#### Task A:
Please render everything in the records from the line containing "tileset-tile-magenta-web[interactable] xyxy=(470,470,502,502)" down to the line containing "map-tile[interactable] xyxy=(109,294,141,326)", both included, as a numbered list without blank lines.

#### Text provided:
-=-=-

[R] Inserting column in between -- "better" way?

Bert Gunter gunter.berton at gene.com
Mon Aug 1 19:27:26 CEST 2011


Folks:

I consider my reply below rather clumsy: One has to keep track of
index numbers other than that which is inserted and must separately
change column names. Is there as "essentially better" way to do this,
either via base R or via an R package. I leave it to you to define
"essentially better."

Thanks.

Cheers,
Bert

On Mon, Aug 1, 2011 at 10:17 AM, Bert Gunter <bgunter at gene.com> wrote:
> Doesn't work -- you lose column names.
>
> Try this instead:
>
> yourframe[,30:51] <- cbind( newcolumn,yourframe[,30:50])
>
> Adjust column names after via:
>
> names(yourframe) [30:51] <- c(newcolname,names(yourframe[30:50])

-=-=-

#### Data extract:
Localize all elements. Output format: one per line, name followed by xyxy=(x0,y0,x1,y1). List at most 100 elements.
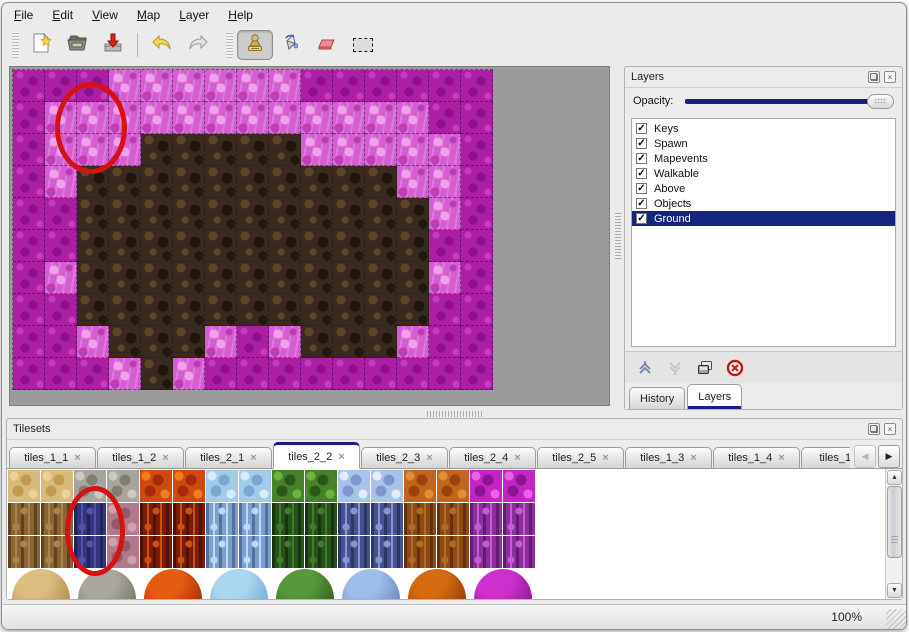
tileset-tile-magenta-web[interactable] xyxy=(470,470,502,502)
tileset-tile-rust[interactable] xyxy=(404,536,436,568)
tileset-tile-ice-column[interactable] xyxy=(206,503,238,535)
menu-view[interactable]: View xyxy=(92,8,118,22)
close-panel-icon[interactable]: × xyxy=(884,423,896,435)
map-tile[interactable] xyxy=(77,102,109,134)
float-panel-icon[interactable] xyxy=(868,71,880,83)
map-tile[interactable] xyxy=(269,166,301,198)
tileset-tile-dark-vines[interactable] xyxy=(272,503,304,535)
map-tile[interactable] xyxy=(45,358,77,390)
stamp-tool-button[interactable] xyxy=(237,30,273,60)
map-tile[interactable] xyxy=(141,326,173,358)
tileset-blob-rust[interactable] xyxy=(408,569,466,599)
map-tile[interactable] xyxy=(109,294,141,326)
map-tile[interactable] xyxy=(365,198,397,230)
map-tile[interactable] xyxy=(397,326,429,358)
map-tile[interactable] xyxy=(461,326,493,358)
tileset-tile-rust[interactable] xyxy=(437,503,469,535)
tileset-tile-purple-web[interactable] xyxy=(470,503,502,535)
map-tile[interactable] xyxy=(301,326,333,358)
tileset-blob-stone[interactable] xyxy=(78,569,136,599)
map-tile[interactable] xyxy=(237,230,269,262)
map-tile[interactable] xyxy=(429,70,461,102)
map-tile[interactable] xyxy=(365,262,397,294)
map-tile[interactable] xyxy=(461,134,493,166)
map-tile[interactable] xyxy=(461,294,493,326)
map-tile[interactable] xyxy=(109,102,141,134)
tileset-blob-ice[interactable] xyxy=(210,569,268,599)
eraser-tool-button[interactable] xyxy=(309,30,345,60)
map-tile[interactable] xyxy=(301,294,333,326)
tileset-tile-dark-fire[interactable] xyxy=(140,536,172,568)
map-tile[interactable] xyxy=(429,102,461,134)
close-panel-icon[interactable]: × xyxy=(884,71,896,83)
tab-close-icon[interactable]: × xyxy=(74,452,81,464)
map-tile[interactable] xyxy=(269,134,301,166)
tileset-tile-ice-column[interactable] xyxy=(206,536,238,568)
lower-layer-button[interactable] xyxy=(665,358,685,378)
map-tile[interactable] xyxy=(173,134,205,166)
tileset-tile-dark-vines[interactable] xyxy=(305,503,337,535)
map-tile[interactable] xyxy=(237,134,269,166)
tab-close-icon[interactable]: × xyxy=(250,452,257,464)
opacity-slider-handle[interactable] xyxy=(867,94,894,109)
map-tile[interactable] xyxy=(173,326,205,358)
undo-button[interactable] xyxy=(144,30,180,60)
tileset-tab-tiles_1_3[interactable]: tiles_1_3 × xyxy=(625,447,712,469)
map-tile[interactable] xyxy=(205,134,237,166)
tileset-tile-purple-web[interactable] xyxy=(470,536,502,568)
new-map-button[interactable] xyxy=(23,30,59,60)
map-tile[interactable] xyxy=(333,230,365,262)
tabs-scroll-right-button[interactable]: ▶ xyxy=(878,445,900,468)
tileset-tile-dark-fire[interactable] xyxy=(140,503,172,535)
map-tile[interactable] xyxy=(109,262,141,294)
tileset-tile-blue-tile[interactable] xyxy=(74,503,106,535)
tileset-tile-orange-rock[interactable] xyxy=(404,470,436,502)
layer-visibility-checkbox[interactable]: ✓ xyxy=(636,198,647,209)
map-tile[interactable] xyxy=(301,198,333,230)
map-viewport[interactable] xyxy=(9,66,610,406)
map-tile[interactable] xyxy=(173,262,205,294)
tileset-tile-bark[interactable] xyxy=(8,503,40,535)
dock-tab-history[interactable]: History xyxy=(629,387,686,409)
map-tile[interactable] xyxy=(333,326,365,358)
tileset-tile-purple-web[interactable] xyxy=(503,503,535,535)
tileset-tab-tiles_1_2[interactable]: tiles_1_2 × xyxy=(97,447,184,469)
map-tile[interactable] xyxy=(429,294,461,326)
map-tile[interactable] xyxy=(365,134,397,166)
tileset-tile-crystal[interactable] xyxy=(338,470,370,502)
map-tile[interactable] xyxy=(429,230,461,262)
map-tile[interactable] xyxy=(205,262,237,294)
map-tile[interactable] xyxy=(269,230,301,262)
map-tile[interactable] xyxy=(269,294,301,326)
tileset-tile-bark[interactable] xyxy=(8,536,40,568)
map-tile[interactable] xyxy=(397,358,429,390)
map-tile[interactable] xyxy=(397,102,429,134)
map-tile[interactable] xyxy=(429,262,461,294)
map-tile[interactable] xyxy=(365,70,397,102)
tileset-tab-tiles_1_1[interactable]: tiles_1_1 × xyxy=(9,447,96,469)
map-tile[interactable] xyxy=(269,102,301,134)
map-tile[interactable] xyxy=(301,262,333,294)
map-tile[interactable] xyxy=(45,230,77,262)
layer-row-spawn[interactable]: ✓ Spawn xyxy=(632,136,895,151)
map-tile[interactable] xyxy=(237,326,269,358)
tileset-scrollbar[interactable]: ▲ ▼ xyxy=(885,469,902,599)
map-tile[interactable] xyxy=(461,358,493,390)
menu-map[interactable]: Map xyxy=(136,8,161,22)
menu-edit[interactable]: Edit xyxy=(52,8,74,22)
tileset-tile-rust[interactable] xyxy=(437,536,469,568)
tileset-tile-sand[interactable] xyxy=(41,470,73,502)
float-panel-icon[interactable] xyxy=(868,423,880,435)
map-tile[interactable] xyxy=(109,70,141,102)
map-tile[interactable] xyxy=(237,358,269,390)
map-tile[interactable] xyxy=(237,102,269,134)
map-tile[interactable] xyxy=(205,198,237,230)
map-tile[interactable] xyxy=(77,70,109,102)
tileset-tab-tiles_1_[interactable]: tiles_1_× xyxy=(801,447,850,469)
map-tile[interactable] xyxy=(109,326,141,358)
map-tile[interactable] xyxy=(397,134,429,166)
raise-layer-button[interactable] xyxy=(635,358,655,378)
map-tile[interactable] xyxy=(77,262,109,294)
map-tile[interactable] xyxy=(365,166,397,198)
map-tile[interactable] xyxy=(333,102,365,134)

-=-=-

#### Task B:
Reproduce everything from "I consider my" down to "lose column names." in the R mailing list post, renaming "column names" to "column labels" wherever it occurs.

#### Correct result A:
1. tileset-tile-magenta-web[interactable] xyxy=(470,470,502,502)
2. tileset-tile-rust[interactable] xyxy=(404,536,436,568)
3. tileset-tile-ice-column[interactable] xyxy=(206,503,238,535)
4. menu-view[interactable]: View xyxy=(92,8,118,22)
5. close-panel-icon[interactable]: × xyxy=(884,423,896,435)
6. map-tile[interactable] xyxy=(77,102,109,134)
7. float-panel-icon[interactable] xyxy=(868,71,880,83)
8. map-tile[interactable] xyxy=(269,166,301,198)
9. tileset-tile-dark-vines[interactable] xyxy=(272,503,304,535)
10. map-tile[interactable] xyxy=(45,358,77,390)
11. stamp-tool-button[interactable] xyxy=(237,30,273,60)
12. map-tile[interactable] xyxy=(141,326,173,358)
13. tileset-blob-rust[interactable] xyxy=(408,569,466,599)
14. map-tile[interactable] xyxy=(109,294,141,326)

#### Correct result B:
I consider my reply below rather clumsy: One has to keep track of
index numbers other than that which is inserted and must separately
change column labels. Is there as "essentially better" way to do this,
either via base R or via an R package. I leave it to you to define
"essentially better."

Thanks.

Cheers,
Bert

On Mon, Aug 1, 2011 at 10:17 AM, Bert Gunter <bgunter at gene.com> wrote:
> Doesn't work -- you lose column labels.